### WRITTEN PROBLEM:
Count the rows below that contain the string "axis". Reply with only the number.

### RECORDS FOR THIS EXERCISE:
+++++

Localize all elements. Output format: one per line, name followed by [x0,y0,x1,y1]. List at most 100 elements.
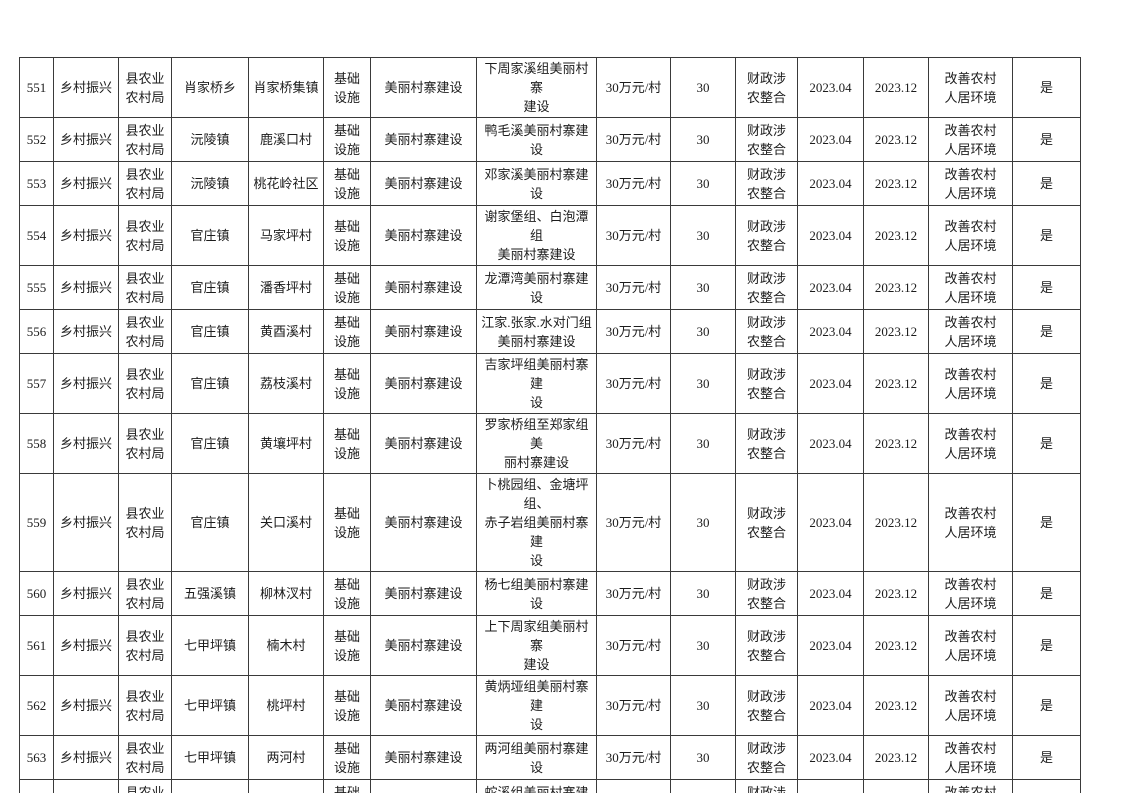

+++++

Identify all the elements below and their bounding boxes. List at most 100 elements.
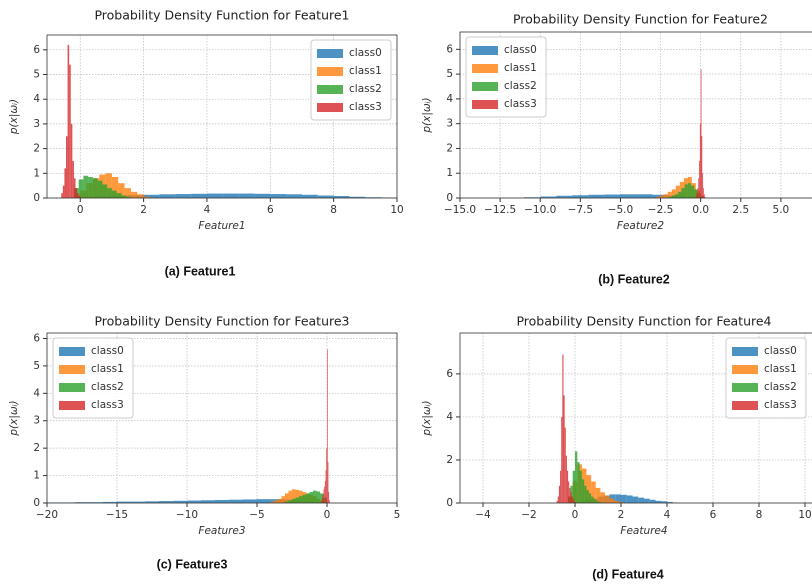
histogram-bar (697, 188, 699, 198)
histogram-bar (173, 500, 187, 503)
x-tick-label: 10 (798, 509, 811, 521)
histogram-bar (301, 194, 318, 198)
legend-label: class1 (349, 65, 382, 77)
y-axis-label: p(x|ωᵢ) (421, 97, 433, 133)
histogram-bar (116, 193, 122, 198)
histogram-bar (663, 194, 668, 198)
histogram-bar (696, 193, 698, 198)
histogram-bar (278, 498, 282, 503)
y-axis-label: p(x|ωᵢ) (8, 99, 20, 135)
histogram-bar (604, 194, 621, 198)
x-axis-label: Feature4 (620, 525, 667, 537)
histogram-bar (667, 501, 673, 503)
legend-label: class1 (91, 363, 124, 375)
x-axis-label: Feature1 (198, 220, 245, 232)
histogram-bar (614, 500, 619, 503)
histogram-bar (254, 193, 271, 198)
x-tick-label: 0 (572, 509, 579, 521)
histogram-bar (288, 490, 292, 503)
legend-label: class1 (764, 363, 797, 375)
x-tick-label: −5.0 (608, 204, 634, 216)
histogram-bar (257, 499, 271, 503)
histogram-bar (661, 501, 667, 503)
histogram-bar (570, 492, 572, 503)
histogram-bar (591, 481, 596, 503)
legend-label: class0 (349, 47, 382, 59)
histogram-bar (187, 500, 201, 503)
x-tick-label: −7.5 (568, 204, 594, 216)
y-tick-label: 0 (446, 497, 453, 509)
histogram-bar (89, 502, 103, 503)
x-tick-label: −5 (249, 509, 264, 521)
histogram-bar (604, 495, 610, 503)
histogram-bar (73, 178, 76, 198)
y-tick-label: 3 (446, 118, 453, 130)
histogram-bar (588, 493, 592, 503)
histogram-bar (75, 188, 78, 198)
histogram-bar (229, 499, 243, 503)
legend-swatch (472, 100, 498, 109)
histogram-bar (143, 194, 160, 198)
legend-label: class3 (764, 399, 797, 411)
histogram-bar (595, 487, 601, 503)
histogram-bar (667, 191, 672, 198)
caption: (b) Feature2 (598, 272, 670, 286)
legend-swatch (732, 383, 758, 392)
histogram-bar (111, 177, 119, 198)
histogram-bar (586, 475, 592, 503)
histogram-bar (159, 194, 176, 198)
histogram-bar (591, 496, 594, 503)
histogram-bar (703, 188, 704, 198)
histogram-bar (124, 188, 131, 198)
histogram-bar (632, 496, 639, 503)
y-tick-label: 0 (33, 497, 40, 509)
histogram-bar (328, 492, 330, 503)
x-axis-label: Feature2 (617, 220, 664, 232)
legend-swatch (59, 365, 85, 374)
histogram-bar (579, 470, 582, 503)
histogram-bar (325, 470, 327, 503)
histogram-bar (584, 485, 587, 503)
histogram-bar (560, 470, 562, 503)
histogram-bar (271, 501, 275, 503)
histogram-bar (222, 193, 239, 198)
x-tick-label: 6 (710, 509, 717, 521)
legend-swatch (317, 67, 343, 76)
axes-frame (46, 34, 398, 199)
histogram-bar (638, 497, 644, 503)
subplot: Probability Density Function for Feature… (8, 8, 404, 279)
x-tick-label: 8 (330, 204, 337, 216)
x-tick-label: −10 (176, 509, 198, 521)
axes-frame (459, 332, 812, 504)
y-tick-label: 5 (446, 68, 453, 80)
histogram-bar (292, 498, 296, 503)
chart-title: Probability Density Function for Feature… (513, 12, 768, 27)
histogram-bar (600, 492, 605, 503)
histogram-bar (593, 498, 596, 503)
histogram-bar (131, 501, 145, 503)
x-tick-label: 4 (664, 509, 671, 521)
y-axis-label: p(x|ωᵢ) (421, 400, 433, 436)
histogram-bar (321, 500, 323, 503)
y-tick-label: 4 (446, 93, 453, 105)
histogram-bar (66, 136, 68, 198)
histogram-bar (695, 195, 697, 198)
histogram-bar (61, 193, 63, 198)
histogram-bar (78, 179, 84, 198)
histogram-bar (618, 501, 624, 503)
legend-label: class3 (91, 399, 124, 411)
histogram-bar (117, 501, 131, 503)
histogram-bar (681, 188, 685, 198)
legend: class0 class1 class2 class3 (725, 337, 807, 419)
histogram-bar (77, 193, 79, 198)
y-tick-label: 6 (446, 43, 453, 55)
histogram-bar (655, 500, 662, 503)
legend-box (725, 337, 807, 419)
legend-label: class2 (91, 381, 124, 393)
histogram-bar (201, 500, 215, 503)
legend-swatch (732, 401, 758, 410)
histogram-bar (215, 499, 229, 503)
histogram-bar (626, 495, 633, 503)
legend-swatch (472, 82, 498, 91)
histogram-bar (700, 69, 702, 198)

+++++

### REPLY TO THE TASK:
6